> _To do_:
All lines in which the word "Read" occurs are to be extracted.

> _Raw data_:

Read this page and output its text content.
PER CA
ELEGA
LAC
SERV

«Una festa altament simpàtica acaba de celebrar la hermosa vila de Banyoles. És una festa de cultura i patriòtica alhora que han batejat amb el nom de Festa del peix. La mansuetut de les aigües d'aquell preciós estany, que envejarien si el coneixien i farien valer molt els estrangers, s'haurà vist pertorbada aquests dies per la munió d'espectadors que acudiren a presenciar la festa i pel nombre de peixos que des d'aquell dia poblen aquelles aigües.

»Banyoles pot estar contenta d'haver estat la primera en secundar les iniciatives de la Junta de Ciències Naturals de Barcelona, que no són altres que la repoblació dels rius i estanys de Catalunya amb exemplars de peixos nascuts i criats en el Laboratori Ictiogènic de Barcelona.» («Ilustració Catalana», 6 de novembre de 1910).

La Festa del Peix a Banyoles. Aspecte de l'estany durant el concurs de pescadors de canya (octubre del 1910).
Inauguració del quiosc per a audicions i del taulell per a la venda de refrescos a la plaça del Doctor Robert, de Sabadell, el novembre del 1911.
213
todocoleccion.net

* * *

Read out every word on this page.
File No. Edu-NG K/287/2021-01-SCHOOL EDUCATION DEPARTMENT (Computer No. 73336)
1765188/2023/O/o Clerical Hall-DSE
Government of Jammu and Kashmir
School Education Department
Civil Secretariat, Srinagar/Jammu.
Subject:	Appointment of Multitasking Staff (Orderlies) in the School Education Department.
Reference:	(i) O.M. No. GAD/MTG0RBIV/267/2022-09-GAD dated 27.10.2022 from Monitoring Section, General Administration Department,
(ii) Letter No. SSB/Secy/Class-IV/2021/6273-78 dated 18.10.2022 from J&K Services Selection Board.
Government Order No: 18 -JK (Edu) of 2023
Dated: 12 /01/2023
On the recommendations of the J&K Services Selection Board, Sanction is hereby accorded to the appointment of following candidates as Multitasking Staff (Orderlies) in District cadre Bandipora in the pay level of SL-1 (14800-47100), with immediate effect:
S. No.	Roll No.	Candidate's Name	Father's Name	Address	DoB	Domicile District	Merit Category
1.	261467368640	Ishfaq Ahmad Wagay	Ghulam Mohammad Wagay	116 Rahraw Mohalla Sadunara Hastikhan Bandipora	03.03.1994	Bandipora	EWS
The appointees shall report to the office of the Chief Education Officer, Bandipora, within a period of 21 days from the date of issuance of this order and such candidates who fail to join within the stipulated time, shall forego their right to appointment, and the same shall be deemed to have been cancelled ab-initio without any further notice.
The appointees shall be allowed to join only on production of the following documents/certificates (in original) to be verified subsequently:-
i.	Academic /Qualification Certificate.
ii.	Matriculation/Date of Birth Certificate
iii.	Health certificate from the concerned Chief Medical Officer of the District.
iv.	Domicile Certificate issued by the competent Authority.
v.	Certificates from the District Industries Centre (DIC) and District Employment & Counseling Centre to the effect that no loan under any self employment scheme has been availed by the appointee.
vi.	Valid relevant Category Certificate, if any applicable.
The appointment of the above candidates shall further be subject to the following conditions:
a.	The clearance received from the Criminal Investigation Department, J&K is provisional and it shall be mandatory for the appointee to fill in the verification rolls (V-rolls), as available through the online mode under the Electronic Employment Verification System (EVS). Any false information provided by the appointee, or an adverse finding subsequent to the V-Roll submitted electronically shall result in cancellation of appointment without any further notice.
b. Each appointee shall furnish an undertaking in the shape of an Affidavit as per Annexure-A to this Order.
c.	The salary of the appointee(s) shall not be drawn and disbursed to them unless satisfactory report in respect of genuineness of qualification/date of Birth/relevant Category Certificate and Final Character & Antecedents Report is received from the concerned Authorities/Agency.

> _The solution_:
Read this page and output its text content.
Read out every word on this page.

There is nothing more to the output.